▶ [Challenge]
Copy out the data lines verbatim, starting at the line that contains "legend-label-roc-curve: ROC curve" and ending at the line that contains "x-axis-label: False Positive", including both.

[start]

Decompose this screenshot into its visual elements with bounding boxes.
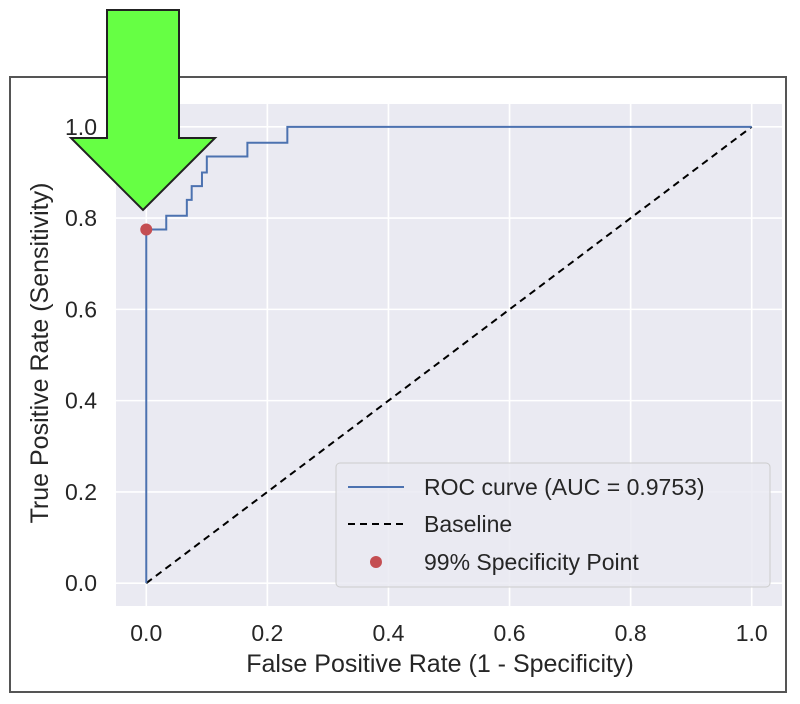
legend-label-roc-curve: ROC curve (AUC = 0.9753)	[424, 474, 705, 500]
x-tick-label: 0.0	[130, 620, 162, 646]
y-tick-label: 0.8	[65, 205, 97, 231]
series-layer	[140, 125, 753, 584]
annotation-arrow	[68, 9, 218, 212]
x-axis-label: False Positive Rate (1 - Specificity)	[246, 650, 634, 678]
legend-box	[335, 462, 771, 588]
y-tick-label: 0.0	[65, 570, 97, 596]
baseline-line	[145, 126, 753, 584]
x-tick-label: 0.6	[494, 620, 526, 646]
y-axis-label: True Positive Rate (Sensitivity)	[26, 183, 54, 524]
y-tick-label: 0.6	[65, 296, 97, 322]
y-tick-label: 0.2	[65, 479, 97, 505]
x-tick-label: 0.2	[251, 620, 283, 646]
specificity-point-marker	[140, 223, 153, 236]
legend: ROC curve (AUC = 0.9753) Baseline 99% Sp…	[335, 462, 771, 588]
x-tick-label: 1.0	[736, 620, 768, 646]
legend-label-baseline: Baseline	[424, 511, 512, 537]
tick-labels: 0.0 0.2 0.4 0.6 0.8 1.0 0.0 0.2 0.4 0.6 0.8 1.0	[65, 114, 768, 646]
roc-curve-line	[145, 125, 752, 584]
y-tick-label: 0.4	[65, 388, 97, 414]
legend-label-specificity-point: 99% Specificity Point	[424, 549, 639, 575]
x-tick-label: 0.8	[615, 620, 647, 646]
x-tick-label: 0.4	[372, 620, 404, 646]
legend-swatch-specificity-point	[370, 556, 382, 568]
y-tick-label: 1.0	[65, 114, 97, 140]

[end]
[start]

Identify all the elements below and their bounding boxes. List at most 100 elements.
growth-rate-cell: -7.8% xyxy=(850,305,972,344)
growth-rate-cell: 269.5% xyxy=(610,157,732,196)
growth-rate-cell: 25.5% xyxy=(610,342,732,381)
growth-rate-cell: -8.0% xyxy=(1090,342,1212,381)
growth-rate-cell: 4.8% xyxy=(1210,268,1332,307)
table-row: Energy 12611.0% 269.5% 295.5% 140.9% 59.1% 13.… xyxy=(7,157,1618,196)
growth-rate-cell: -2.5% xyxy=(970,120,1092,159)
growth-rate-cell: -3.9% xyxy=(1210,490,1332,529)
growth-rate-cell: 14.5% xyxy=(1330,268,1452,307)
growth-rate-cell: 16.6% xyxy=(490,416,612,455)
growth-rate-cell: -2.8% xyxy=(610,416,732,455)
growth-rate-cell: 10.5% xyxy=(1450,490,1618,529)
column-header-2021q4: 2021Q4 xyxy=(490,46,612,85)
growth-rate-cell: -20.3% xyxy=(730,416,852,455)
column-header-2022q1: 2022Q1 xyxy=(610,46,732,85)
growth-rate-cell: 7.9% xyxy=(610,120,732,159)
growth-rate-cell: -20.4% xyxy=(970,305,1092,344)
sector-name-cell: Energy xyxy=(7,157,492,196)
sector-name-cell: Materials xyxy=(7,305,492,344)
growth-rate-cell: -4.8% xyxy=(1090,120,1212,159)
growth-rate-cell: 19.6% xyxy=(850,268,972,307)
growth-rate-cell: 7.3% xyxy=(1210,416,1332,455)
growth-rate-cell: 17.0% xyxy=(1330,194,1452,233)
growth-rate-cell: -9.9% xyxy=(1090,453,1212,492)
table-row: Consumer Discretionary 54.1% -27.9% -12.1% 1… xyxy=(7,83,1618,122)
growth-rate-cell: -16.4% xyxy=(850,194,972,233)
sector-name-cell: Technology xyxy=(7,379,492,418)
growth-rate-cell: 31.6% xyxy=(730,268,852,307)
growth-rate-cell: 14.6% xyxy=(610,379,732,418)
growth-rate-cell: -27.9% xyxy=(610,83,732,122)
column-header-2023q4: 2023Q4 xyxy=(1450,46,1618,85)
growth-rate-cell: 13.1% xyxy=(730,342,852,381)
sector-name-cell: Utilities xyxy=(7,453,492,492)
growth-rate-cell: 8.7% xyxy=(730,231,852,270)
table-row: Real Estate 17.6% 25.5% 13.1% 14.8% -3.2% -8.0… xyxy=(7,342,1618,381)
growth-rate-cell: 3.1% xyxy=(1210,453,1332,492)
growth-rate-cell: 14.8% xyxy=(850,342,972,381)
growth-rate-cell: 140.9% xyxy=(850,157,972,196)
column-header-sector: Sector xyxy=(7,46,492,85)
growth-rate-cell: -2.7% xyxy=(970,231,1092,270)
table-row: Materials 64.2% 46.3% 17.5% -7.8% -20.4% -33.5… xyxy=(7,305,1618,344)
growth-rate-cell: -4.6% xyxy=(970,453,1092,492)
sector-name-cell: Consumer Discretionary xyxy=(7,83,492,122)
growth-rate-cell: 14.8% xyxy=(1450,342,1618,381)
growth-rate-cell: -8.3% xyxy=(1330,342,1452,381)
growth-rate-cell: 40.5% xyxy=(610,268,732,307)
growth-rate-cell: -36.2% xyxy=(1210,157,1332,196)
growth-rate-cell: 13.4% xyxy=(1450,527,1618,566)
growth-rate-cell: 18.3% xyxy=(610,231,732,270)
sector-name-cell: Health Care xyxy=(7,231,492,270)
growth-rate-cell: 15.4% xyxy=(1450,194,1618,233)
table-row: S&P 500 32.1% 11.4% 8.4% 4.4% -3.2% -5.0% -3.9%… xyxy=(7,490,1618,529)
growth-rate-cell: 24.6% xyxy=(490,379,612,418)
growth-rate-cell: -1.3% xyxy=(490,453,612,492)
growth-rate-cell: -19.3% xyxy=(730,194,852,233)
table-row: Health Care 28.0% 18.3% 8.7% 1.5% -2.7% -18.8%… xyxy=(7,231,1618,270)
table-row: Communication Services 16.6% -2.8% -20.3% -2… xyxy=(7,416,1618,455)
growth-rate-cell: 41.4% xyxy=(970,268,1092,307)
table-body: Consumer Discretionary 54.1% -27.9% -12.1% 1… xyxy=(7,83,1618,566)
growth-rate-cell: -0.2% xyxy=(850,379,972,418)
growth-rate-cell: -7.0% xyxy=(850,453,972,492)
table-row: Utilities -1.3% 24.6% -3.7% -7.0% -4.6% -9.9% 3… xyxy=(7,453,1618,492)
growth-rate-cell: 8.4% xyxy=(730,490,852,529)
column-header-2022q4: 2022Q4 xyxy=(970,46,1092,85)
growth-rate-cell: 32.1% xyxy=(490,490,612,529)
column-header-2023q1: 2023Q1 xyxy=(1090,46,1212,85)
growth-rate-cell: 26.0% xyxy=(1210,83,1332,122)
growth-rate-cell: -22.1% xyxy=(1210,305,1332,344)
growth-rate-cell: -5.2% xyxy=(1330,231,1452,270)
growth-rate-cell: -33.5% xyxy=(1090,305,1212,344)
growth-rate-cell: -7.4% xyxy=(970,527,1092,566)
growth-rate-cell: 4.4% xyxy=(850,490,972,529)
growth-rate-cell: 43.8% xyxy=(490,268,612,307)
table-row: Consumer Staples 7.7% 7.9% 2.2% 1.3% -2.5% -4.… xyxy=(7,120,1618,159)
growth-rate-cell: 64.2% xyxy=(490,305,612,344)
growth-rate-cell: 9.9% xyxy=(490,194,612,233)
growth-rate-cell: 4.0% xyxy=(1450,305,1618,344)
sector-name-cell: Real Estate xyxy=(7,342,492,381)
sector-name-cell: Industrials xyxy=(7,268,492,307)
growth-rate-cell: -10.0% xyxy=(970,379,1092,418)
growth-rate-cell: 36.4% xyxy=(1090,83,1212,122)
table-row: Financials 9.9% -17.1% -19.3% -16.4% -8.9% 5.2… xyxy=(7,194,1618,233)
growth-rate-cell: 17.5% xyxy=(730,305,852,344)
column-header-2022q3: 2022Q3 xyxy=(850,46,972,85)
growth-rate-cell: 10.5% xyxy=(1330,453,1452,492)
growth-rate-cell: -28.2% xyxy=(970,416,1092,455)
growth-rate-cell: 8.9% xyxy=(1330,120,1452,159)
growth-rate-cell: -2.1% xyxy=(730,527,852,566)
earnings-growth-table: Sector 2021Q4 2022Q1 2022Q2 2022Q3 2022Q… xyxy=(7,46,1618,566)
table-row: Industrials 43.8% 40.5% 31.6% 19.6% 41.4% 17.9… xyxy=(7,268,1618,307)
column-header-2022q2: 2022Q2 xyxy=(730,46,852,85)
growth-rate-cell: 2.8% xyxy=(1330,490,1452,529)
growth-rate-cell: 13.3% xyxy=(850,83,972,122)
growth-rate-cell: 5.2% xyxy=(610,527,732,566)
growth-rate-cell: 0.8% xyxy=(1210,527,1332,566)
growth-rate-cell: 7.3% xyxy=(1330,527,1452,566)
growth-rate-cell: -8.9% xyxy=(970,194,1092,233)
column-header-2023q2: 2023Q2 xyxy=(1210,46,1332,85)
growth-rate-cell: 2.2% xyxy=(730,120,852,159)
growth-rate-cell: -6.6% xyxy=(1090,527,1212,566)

[end]
[start]

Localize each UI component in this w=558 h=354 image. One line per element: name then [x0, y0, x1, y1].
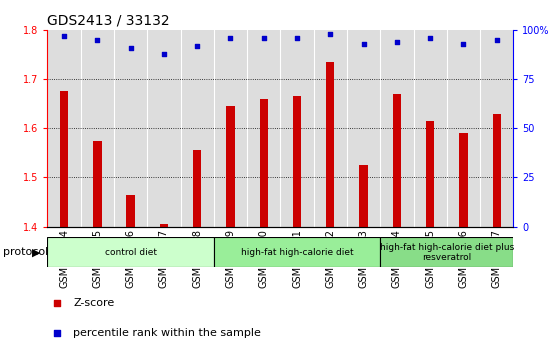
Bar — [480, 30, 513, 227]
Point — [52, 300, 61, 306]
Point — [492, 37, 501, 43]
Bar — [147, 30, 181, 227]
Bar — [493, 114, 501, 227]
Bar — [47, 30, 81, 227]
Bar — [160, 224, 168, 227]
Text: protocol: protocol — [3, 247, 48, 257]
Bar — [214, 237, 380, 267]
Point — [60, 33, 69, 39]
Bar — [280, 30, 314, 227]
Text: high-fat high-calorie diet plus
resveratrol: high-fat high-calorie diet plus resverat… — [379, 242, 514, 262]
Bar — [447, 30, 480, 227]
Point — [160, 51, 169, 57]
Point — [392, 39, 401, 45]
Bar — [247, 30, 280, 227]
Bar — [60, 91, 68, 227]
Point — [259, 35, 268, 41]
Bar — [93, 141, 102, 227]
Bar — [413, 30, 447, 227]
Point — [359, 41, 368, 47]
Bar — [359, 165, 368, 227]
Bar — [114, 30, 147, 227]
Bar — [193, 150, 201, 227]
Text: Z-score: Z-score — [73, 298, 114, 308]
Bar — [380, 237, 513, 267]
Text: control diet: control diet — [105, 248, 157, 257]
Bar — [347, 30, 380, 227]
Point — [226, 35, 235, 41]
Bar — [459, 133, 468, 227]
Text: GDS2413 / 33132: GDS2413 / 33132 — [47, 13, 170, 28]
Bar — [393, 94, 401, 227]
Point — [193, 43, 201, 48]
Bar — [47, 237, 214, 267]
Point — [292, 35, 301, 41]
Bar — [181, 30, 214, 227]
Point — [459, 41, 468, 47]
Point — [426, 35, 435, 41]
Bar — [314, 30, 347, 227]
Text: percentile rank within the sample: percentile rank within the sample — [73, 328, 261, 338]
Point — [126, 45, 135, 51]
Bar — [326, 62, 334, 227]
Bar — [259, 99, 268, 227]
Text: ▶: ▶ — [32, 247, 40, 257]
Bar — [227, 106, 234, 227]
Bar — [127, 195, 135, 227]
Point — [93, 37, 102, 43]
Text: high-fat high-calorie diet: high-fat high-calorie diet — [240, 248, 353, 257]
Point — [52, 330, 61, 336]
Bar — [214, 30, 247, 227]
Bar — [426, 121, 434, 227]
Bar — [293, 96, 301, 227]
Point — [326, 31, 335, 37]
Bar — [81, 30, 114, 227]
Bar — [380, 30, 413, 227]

[end]

▶ [Solution for this exercise]
legend-label-roc-curve: ROC curve (AUC = 0.9753)	[424, 474, 705, 500]
x-tick-label: 0.0	[130, 620, 162, 646]
y-tick-label: 0.8	[65, 205, 97, 231]
series-layer	[140, 125, 753, 584]
annotation-arrow	[68, 9, 218, 212]
x-axis-label: False Positive Rate (1 - Specificity)	[246, 650, 634, 678]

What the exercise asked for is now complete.